### Problem details
Copy out, word for word, the rows that start at the one containing "Extract all elements" and end with the one containing "candle-body <box>111 205 114 208</box>". Include both of these rows.

# Material for the task start

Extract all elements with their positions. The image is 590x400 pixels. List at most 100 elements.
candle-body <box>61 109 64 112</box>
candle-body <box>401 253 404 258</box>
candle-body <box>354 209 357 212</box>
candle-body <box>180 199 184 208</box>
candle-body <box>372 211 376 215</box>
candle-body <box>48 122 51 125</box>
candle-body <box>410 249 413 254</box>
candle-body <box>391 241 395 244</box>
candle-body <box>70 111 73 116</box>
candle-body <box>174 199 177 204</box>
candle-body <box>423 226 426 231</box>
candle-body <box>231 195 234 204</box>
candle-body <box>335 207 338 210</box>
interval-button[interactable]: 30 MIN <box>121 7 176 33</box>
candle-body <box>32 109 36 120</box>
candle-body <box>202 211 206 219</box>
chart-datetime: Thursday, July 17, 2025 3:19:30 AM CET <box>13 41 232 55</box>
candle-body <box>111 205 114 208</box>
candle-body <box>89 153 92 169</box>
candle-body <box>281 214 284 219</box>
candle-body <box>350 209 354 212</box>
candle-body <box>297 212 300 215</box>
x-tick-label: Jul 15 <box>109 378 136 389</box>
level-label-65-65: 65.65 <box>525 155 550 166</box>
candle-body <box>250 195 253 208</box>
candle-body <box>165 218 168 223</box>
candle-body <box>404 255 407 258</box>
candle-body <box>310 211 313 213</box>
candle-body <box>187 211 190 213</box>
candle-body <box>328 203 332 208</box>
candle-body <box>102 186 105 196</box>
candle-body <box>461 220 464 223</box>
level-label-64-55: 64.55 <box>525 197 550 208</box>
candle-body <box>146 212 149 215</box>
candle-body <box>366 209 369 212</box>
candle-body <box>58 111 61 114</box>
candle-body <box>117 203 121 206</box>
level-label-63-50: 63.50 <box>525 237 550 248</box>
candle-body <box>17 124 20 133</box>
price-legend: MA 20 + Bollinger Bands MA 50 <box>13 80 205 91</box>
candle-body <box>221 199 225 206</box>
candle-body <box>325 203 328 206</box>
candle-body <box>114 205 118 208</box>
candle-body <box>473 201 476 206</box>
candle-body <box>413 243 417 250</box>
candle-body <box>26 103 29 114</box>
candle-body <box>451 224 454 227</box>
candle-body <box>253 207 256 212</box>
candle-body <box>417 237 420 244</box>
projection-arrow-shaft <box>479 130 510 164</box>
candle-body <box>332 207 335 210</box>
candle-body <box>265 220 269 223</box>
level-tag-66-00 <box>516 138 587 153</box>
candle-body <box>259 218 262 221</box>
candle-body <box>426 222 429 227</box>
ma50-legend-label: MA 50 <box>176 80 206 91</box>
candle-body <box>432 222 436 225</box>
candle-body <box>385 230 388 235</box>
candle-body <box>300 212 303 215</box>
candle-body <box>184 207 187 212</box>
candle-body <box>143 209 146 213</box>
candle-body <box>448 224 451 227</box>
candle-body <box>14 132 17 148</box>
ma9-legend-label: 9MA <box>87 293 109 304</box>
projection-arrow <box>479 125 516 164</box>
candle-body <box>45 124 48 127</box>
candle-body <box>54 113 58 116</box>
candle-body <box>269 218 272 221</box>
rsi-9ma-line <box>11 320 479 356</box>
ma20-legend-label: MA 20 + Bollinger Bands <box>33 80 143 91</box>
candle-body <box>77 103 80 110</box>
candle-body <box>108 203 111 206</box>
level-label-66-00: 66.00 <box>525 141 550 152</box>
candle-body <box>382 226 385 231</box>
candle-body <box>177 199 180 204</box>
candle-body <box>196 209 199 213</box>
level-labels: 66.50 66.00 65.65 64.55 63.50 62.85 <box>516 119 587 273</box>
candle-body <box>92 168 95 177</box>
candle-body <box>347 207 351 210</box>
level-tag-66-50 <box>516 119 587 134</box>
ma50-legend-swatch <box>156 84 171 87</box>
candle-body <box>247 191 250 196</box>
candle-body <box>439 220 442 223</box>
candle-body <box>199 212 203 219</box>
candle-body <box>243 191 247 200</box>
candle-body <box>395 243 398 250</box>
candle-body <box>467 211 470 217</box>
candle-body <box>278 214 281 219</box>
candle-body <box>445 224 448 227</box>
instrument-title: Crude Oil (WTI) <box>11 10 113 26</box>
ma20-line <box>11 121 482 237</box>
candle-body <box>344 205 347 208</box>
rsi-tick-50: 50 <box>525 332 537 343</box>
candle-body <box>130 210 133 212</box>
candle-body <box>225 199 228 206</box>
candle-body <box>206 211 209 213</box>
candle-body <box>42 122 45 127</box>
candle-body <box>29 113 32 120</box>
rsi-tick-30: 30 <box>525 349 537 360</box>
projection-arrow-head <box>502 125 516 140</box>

# Material for the task end
# Material for the task start

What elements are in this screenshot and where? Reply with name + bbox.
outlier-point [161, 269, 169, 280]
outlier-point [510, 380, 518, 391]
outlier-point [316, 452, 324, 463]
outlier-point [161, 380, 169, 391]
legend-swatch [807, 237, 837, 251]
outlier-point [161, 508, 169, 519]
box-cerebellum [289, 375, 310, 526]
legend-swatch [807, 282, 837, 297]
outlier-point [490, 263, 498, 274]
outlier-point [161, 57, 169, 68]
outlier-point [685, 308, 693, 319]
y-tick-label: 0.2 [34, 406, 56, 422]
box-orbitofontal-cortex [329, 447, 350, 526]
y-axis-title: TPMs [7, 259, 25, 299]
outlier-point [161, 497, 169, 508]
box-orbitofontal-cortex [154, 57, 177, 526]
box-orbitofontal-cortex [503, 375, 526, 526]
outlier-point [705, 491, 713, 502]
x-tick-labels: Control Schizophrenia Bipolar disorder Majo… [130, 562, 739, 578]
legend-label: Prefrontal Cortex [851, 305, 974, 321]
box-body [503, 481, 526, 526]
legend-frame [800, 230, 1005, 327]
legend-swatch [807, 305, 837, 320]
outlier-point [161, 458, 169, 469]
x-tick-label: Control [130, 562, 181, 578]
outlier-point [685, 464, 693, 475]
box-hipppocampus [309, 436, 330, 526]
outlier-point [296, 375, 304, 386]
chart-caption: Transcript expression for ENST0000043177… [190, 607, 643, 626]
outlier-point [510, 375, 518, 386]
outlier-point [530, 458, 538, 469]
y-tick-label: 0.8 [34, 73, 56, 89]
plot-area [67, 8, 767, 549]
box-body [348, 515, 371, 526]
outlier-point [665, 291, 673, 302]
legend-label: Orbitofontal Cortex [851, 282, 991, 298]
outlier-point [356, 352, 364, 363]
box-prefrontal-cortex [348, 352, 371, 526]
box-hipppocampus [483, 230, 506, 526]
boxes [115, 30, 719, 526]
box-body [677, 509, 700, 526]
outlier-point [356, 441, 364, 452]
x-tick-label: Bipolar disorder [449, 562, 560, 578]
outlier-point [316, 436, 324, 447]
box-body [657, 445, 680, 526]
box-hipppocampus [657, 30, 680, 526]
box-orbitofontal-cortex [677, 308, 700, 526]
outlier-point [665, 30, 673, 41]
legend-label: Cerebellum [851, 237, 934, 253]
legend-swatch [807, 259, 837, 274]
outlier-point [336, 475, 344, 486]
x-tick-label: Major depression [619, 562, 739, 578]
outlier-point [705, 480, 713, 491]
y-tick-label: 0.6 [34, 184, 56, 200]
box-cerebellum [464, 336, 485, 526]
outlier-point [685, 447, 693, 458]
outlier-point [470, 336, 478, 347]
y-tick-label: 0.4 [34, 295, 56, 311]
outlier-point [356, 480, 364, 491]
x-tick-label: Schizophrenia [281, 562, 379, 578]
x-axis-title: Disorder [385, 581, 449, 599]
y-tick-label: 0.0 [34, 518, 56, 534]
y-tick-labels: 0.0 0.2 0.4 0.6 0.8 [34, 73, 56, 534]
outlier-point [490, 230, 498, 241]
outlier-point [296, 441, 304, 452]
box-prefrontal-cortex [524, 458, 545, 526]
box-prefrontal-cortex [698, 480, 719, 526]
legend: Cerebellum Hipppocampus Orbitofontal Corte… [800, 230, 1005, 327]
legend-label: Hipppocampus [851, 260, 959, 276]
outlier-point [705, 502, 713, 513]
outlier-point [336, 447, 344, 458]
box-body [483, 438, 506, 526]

# Material for the task end
# Material for the task start

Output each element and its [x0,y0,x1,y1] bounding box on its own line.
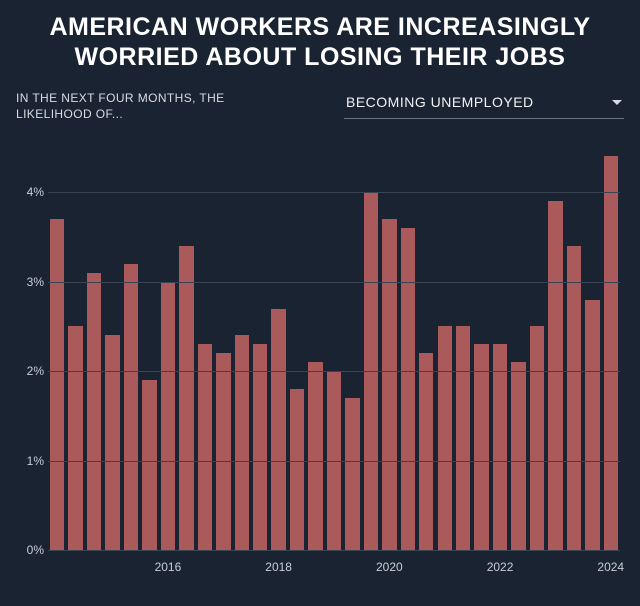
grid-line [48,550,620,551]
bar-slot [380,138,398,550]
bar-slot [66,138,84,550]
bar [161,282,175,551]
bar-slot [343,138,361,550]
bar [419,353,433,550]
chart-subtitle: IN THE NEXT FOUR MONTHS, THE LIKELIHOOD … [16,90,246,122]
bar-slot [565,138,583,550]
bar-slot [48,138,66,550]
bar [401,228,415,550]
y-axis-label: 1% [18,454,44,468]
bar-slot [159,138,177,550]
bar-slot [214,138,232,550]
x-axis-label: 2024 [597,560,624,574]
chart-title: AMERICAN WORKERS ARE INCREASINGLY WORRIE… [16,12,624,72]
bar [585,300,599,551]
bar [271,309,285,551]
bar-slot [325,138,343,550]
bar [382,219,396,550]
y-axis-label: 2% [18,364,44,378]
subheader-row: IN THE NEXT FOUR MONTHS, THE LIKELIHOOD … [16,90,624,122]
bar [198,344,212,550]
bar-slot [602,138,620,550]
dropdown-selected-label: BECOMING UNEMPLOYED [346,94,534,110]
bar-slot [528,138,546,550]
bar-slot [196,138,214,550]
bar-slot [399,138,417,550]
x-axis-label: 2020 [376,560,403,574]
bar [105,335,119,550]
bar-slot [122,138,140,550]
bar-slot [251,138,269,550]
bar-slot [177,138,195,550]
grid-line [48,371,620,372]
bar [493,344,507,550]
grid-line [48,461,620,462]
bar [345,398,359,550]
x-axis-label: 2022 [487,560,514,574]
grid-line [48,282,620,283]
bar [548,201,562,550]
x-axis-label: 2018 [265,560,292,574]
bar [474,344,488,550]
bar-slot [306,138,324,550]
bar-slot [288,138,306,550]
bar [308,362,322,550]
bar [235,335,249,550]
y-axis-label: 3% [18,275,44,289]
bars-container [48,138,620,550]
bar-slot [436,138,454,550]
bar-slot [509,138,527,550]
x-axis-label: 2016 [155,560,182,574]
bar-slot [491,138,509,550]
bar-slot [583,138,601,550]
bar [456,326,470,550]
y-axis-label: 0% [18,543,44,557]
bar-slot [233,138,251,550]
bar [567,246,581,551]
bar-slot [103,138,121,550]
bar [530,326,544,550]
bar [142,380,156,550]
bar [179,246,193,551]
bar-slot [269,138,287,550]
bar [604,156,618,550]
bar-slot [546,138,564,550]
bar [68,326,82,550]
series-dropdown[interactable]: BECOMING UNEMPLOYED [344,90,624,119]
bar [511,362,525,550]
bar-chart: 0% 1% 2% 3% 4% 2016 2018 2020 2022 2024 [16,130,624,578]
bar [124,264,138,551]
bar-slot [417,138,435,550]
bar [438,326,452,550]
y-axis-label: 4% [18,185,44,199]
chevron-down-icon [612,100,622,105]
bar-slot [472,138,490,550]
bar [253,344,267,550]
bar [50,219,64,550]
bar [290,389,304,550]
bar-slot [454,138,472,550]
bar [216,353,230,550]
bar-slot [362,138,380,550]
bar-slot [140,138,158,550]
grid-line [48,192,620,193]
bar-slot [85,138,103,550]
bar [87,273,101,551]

# Material for the task end

### Solution for this exercise
Extract all elements with their positions. The image is 590x400 pixels. List at most 100 elements.
candle-body <box>61 109 64 112</box>
candle-body <box>401 253 404 258</box>
candle-body <box>354 209 357 212</box>
candle-body <box>180 199 184 208</box>
candle-body <box>372 211 376 215</box>
candle-body <box>48 122 51 125</box>
candle-body <box>410 249 413 254</box>
candle-body <box>391 241 395 244</box>
candle-body <box>70 111 73 116</box>
candle-body <box>174 199 177 204</box>
candle-body <box>423 226 426 231</box>
candle-body <box>231 195 234 204</box>
candle-body <box>335 207 338 210</box>
interval-button[interactable]: 30 MIN <box>121 7 176 33</box>
candle-body <box>32 109 36 120</box>
candle-body <box>202 211 206 219</box>
chart-datetime: Thursday, July 17, 2025 3:19:30 AM CET <box>13 41 232 55</box>
candle-body <box>111 205 114 208</box>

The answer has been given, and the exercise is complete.